* **SELECTED EXCERPT**
----------------

More information about the $190,000 the school district paid to settle claim over sex assault

Palo Alto High School
Palo Alto High School

BY ALLISON LEVITSKY
Daily Post Staff Writer

The Palo Alto school district has settled with a former Palo Alto High School student for allegedly mishandling her complaint that a classmate sexually assaulted her on a bench on the quad in November 2015.

The board approved the $190,000 settlement unanimously in a closed-door meeting on Tuesday (Jan. 15) night.

When the Post asked yesterday for a copy of the girl’s claim that was settled, General Counsel Komey Vishakan said that the student never filed a written claim.

Vishakan said she could not explain what the board was settling if there was no written liability claim, which lays the groundwork for a lawsuit.

The student’s father declined to comment on the settlement.

Former school board candidate Kathy Jordan said the victim’s family had told her that the agreement had “been in the works for awhile.” Jordan said the girl’s family told her that Paly Principal Adam Paulson and then-Assistant Principal Vicki Kim bore responsibility for the mishandled investigation.

Kim left the district last year to become a middle school principal in San Diego.

Paulson and Kim had each been designated as a “point person” on the girl’s complaint by then-Paly Principal Kim Diorio, Jordan said she was told.

Diorio stepped down last year.

Attorneys from the law firm Cozen O’Connor, which the district hired to review its response to the November 2015 sex assault, found last year that administrators responded to the incident promptly and took “some” steps to investigate.

----------------

* **TASK INSTRUCTIONS**
1. Output the part of the settlement article that runs from "Attorneys from the" down to "steps to investigate.", copying it word for word.
2. According to the settlement article, where did the former Palo Alto High School student say a classmate sexually assaulted her?

----------------

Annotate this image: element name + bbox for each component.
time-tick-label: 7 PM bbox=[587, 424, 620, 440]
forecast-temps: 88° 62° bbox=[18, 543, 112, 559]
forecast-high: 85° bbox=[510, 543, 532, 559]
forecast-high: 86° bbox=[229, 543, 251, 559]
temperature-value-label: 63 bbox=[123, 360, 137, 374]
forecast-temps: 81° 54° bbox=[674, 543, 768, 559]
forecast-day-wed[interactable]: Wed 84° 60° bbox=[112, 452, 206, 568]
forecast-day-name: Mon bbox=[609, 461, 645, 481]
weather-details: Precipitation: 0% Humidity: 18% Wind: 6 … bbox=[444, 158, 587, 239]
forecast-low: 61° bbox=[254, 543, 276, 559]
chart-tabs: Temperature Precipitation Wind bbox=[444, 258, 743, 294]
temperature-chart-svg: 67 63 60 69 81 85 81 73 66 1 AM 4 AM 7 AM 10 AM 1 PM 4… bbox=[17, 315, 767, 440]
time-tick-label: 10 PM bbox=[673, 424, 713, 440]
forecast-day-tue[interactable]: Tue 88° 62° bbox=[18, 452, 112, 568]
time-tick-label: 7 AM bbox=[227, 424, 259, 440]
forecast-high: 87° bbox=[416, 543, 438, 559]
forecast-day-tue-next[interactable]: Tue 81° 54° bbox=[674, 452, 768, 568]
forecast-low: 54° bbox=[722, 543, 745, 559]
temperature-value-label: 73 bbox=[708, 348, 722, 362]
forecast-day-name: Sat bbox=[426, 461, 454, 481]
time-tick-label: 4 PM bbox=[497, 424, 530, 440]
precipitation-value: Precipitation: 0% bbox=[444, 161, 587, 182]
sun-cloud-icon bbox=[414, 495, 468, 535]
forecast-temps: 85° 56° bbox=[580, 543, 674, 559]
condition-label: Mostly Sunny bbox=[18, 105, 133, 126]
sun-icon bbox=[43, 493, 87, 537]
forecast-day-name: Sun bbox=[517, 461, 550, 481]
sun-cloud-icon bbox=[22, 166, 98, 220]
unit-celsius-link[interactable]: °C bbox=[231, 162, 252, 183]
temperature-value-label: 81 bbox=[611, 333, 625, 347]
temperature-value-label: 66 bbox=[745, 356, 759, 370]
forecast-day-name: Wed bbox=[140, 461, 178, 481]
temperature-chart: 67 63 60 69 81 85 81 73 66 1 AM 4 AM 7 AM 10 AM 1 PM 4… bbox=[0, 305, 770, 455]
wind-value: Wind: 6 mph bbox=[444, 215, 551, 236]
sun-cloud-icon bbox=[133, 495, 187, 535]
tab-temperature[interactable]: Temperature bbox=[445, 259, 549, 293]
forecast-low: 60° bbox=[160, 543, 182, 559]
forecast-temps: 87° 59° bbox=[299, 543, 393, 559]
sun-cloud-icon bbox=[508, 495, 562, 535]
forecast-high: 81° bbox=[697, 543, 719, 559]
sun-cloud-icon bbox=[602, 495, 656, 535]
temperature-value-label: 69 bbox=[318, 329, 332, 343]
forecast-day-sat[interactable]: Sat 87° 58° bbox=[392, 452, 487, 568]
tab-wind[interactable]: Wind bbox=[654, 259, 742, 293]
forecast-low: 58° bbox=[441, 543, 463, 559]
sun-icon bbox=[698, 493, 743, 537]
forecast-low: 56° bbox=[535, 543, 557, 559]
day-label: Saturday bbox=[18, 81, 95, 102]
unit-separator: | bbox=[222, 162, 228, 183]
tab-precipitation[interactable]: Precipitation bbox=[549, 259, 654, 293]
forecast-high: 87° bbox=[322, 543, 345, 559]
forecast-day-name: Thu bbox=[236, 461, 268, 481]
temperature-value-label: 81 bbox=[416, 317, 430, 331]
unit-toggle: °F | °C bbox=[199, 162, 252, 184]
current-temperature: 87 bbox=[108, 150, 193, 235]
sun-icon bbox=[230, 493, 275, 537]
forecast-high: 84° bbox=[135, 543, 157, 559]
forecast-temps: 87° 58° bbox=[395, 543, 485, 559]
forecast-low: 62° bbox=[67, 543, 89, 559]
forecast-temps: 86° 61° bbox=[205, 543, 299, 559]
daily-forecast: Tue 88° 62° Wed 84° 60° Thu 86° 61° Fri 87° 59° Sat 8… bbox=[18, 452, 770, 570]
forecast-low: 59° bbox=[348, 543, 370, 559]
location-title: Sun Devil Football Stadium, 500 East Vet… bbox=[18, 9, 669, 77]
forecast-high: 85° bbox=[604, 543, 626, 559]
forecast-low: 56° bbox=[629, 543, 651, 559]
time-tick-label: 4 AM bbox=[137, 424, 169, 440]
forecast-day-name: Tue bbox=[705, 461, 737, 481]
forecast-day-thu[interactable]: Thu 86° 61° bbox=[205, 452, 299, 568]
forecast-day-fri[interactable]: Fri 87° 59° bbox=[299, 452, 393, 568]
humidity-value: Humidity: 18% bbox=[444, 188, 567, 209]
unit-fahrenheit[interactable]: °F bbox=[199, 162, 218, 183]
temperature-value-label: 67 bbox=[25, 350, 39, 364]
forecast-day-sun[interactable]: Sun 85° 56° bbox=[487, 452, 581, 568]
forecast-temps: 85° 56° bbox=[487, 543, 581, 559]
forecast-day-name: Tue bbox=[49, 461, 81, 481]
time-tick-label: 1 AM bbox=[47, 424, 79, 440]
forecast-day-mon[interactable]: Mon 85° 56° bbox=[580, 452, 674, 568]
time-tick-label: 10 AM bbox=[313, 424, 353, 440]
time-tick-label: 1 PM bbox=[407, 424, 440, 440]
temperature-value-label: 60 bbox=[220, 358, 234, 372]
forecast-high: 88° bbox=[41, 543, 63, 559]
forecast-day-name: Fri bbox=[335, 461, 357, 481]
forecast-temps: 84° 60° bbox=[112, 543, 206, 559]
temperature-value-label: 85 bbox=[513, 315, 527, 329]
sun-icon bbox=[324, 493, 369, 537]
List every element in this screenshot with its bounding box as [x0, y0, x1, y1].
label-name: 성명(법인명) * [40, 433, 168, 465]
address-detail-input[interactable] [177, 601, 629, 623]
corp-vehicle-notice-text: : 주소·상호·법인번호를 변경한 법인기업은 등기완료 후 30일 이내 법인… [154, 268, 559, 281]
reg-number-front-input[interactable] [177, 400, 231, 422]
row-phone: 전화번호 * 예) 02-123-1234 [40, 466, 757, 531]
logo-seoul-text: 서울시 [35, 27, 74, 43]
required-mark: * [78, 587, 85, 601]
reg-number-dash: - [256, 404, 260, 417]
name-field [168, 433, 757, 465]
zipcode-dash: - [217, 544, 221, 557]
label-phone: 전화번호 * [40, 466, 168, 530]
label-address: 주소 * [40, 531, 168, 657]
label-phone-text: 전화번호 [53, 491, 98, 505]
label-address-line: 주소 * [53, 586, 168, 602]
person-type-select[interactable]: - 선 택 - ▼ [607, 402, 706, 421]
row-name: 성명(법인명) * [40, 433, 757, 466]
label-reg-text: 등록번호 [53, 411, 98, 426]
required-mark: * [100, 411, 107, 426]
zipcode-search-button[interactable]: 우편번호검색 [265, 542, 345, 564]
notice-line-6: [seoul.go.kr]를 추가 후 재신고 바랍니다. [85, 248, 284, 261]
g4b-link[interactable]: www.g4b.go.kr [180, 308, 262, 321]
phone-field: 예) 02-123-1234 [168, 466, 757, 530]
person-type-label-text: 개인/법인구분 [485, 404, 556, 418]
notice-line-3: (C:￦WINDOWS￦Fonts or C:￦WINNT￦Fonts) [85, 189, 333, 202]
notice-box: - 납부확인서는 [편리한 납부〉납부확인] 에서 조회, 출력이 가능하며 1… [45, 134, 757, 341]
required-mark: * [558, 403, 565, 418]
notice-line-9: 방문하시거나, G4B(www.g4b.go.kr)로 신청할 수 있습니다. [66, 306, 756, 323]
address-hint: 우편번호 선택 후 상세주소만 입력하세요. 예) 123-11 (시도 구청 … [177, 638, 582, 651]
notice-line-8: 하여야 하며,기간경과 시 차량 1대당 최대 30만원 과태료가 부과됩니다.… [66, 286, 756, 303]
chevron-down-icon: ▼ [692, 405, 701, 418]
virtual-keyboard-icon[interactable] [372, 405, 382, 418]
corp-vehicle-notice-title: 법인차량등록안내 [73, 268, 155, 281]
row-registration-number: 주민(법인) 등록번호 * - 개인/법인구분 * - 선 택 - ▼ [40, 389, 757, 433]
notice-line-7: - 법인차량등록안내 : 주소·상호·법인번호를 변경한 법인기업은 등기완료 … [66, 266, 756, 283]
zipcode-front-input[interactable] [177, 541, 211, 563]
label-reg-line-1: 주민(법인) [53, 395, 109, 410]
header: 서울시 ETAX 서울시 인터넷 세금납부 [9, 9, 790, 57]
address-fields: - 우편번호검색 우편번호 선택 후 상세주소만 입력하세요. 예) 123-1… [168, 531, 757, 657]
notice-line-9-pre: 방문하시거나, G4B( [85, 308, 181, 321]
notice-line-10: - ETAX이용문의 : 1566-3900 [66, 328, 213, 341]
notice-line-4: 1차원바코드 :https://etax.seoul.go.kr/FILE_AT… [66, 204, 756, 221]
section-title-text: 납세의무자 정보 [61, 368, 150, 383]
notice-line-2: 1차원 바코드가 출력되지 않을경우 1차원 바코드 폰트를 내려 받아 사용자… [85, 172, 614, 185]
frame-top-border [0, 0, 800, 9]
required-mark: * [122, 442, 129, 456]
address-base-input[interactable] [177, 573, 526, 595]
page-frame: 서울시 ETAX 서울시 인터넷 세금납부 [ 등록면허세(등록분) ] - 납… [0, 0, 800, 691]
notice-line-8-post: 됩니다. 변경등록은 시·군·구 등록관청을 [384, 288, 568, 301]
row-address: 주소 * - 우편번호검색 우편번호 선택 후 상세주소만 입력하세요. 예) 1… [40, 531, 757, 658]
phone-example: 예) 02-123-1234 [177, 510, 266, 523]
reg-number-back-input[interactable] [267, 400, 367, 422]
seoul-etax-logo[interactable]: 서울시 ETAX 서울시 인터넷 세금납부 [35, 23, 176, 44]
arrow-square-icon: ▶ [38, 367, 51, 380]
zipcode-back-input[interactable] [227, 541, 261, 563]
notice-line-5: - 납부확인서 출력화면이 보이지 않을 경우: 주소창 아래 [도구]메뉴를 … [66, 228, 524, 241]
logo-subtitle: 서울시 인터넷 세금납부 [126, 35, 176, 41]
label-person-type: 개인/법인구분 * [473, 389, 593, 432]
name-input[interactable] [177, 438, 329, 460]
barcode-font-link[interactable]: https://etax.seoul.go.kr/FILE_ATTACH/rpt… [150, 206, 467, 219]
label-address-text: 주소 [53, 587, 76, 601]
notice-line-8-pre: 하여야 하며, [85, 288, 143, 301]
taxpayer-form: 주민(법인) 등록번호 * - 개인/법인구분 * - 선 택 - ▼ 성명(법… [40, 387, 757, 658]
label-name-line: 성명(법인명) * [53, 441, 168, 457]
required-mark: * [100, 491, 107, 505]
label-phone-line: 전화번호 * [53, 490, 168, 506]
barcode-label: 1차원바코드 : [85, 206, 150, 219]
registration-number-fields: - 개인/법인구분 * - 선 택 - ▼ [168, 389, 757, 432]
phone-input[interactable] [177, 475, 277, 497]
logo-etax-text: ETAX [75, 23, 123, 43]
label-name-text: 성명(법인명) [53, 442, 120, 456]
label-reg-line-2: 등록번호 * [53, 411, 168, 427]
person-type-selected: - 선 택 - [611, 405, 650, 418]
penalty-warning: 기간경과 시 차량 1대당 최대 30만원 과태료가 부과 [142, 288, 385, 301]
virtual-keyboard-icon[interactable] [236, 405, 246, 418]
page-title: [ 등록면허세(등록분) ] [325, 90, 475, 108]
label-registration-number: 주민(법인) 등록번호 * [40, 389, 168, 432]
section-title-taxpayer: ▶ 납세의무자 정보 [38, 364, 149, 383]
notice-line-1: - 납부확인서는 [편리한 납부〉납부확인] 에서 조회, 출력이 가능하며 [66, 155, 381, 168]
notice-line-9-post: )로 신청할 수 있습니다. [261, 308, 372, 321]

----------------

* **EXERCISE ANSWERS**
1.
Attorneys from the law firm Cozen O’Connor, which the district hired to review its response to the November 2015 sex assault, found last year that administrators responded to the incident promptly and took “some” steps to investigate.

2. On a bench on the quad.